====== Provided entries
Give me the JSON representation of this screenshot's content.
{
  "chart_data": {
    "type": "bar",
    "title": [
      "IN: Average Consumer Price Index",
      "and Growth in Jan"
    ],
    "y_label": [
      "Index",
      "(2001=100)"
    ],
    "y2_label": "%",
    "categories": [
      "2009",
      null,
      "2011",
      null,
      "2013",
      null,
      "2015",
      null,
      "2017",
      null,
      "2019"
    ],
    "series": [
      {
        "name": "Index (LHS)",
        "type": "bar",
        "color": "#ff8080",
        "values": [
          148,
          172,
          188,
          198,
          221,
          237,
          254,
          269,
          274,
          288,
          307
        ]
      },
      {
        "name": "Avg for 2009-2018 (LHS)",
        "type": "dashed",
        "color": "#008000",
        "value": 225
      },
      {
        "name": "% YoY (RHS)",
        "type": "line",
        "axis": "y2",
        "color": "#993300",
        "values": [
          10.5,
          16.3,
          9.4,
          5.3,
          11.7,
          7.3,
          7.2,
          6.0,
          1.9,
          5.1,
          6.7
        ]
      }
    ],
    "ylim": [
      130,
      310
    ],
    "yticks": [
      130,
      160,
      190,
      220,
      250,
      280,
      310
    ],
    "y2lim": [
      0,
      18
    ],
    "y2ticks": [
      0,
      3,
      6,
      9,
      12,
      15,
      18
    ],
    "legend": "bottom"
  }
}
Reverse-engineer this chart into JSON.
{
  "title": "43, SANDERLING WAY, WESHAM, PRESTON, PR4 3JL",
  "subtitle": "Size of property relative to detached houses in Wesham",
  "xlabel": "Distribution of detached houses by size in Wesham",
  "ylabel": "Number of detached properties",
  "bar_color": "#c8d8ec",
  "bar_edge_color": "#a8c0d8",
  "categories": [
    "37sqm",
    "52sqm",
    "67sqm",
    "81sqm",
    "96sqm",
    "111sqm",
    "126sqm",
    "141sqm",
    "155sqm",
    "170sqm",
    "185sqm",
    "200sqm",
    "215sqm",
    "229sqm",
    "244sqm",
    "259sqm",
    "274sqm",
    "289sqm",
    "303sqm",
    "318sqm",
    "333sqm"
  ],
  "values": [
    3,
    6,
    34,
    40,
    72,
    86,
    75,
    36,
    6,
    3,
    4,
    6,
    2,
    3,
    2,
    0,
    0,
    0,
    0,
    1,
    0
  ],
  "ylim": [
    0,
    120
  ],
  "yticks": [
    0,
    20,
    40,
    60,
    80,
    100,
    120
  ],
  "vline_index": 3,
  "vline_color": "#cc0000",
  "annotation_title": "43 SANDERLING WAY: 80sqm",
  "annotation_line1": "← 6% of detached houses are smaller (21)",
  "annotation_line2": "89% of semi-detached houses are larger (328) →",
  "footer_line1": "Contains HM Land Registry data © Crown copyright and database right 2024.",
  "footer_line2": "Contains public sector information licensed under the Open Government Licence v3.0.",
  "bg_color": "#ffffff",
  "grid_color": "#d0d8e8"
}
============
#### [The problem]
Your task is to transcribe the material exactly.

#### [Answer to this task]
Give me the JSON representation of this screenshot's content.
{
  "chart_data": {
    "type": "bar",
    "title": [
      "IN: Average Consumer Price Index",
      "and Growth in Jan"
    ],
    "y_label": [
      "Index",
      "(2001=100)"
    ],
    "y2_label": "%",
    "categories": [
      "2009",
      null,
      "2011",
      null,
      "2013",
      null,
      "2015",
      null,
      "2017",
      null,
      "2019"
    ],
    "series": [
      {
        "name": "Index (LHS)",
        "type": "bar",
        "color": "#ff8080",
        "values": [
          148,
          172,
          188,
          198,
          221,
          237,
          254,
          269,
          274,
          288,
          307
        ]
      },
      {
        "name": "Avg for 2009-2018 (LHS)",
        "type": "dashed",
        "color": "#008000",
        "value": 225
      },
      {
        "name": "% YoY (RHS)",
        "type": "line",
        "axis": "y2",
        "color": "#993300",
        "values": [
          10.5,
          16.3,
          9.4,
          5.3,
          11.7,
          7.3,
          7.2,
          6.0,
          1.9,
          5.1,
          6.7
        ]
      }
    ],
    "ylim": [
      130,
      310
    ],
    "yticks": [
      130,
      160,
      190,
      220,
      250,
      280,
      310
    ],
    "y2lim": [
      0,
      18
    ],
    "y2ticks": [
      0,
      3,
      6,
      9,
      12,
      15,
      18
    ],
    "legend": "bottom"
  }
}
Reverse-engineer this chart into JSON.
{
  "title": "43, SANDERLING WAY, WESHAM, PRESTON, PR4 3JL",
  "subtitle": "Size of property relative to detached houses in Wesham",
  "xlabel": "Distribution of detached houses by size in Wesham",
  "ylabel": "Number of detached properties",
  "bar_color": "#c8d8ec",
  "bar_edge_color": "#a8c0d8",
  "categories": [
    "37sqm",
    "52sqm",
    "67sqm",
    "81sqm",
    "96sqm",
    "111sqm",
    "126sqm",
    "141sqm",
    "155sqm",
    "170sqm",
    "185sqm",
    "200sqm",
    "215sqm",
    "229sqm",
    "244sqm",
    "259sqm",
    "274sqm",
    "289sqm",
    "303sqm",
    "318sqm",
    "333sqm"
  ],
  "values": [
    3,
    6,
    34,
    40,
    72,
    86,
    75,
    36,
    6,
    3,
    4,
    6,
    2,
    3,
    2,
    0,
    0,
    0,
    0,
    1,
    0
  ],
  "ylim": [
    0,
    120
  ],
  "yticks": [
    0,
    20,
    40,
    60,
    80,
    100,
    120
  ],
  "vline_index": 3,
  "vline_color": "#cc0000",
  "annotation_title": "43 SANDERLING WAY: 80sqm",
  "annotation_line1": "← 6% of detached houses are smaller (21)",
  "annotation_line2": "89% of semi-detached houses are larger (328) →",
  "footer_line1": "Contains HM Land Registry data © Crown copyright and database right 2024.",
  "footer_line2": "Contains public sector information licensed under the Open Government Licence v3.0.",
  "bg_color": "#ffffff",
  "grid_color": "#d0d8e8"
}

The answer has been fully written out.